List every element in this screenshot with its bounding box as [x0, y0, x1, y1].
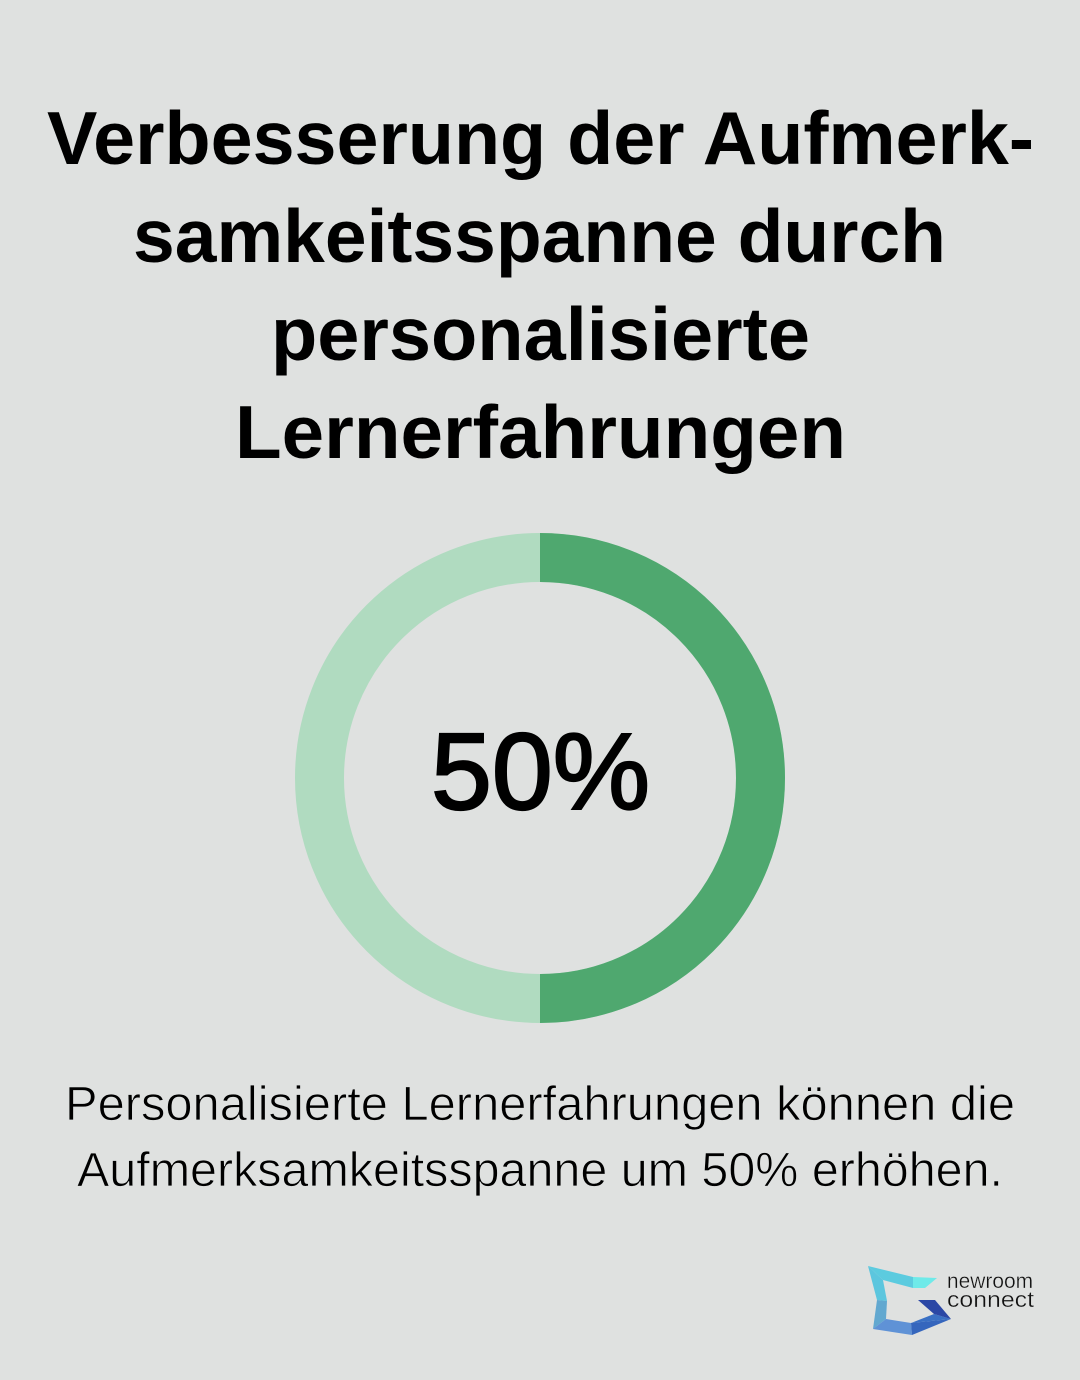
title: samkeitsspanne durch — [133, 194, 946, 278]
description text: Aufmerksamkeitsspanne um 50% erhöhen. — [77, 1144, 1003, 1197]
logo wordmark: connect — [947, 1287, 1034, 1312]
logo wordmark — [947, 1270, 1034, 1312]
logo wordmark: newroom — [947, 1270, 1033, 1293]
title: Lernerfahrungen — [235, 390, 846, 474]
donut chart: 50% — [320, 558, 760, 998]
logo: newroom connect — [868, 1266, 1034, 1335]
title: personalisierte — [271, 292, 810, 376]
chart value: 50% — [431, 711, 650, 833]
description text: Personalisierte Lernerfahrungen können die — [65, 1078, 1015, 1131]
logo mark — [868, 1266, 951, 1335]
description text — [65, 1078, 1015, 1197]
title: Verbesserung der Aufmerk- — [47, 96, 1034, 180]
title — [47, 96, 1034, 474]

■ Job ■
Copy the lines of data word for word, starting at the line that contains "title: samkeitsspanne durch" and ending at the line that contains "title: personalisierte — [271, 292, 810, 376]", with both of those lines included.

■ The result ■
title: samkeitsspanne durch — [133, 194, 946, 278]
description text: Aufmerksamkeitsspanne um 50% erhöhen. — [77, 1144, 1003, 1197]
logo wordmark: connect — [947, 1287, 1034, 1312]
logo wordmark — [947, 1270, 1034, 1312]
logo wordmark: newroom — [947, 1270, 1033, 1293]
title: Lernerfahrungen — [235, 390, 846, 474]
donut chart: 50% — [320, 558, 760, 998]
logo: newroom connect — [868, 1266, 1034, 1335]
title: personalisierte — [271, 292, 810, 376]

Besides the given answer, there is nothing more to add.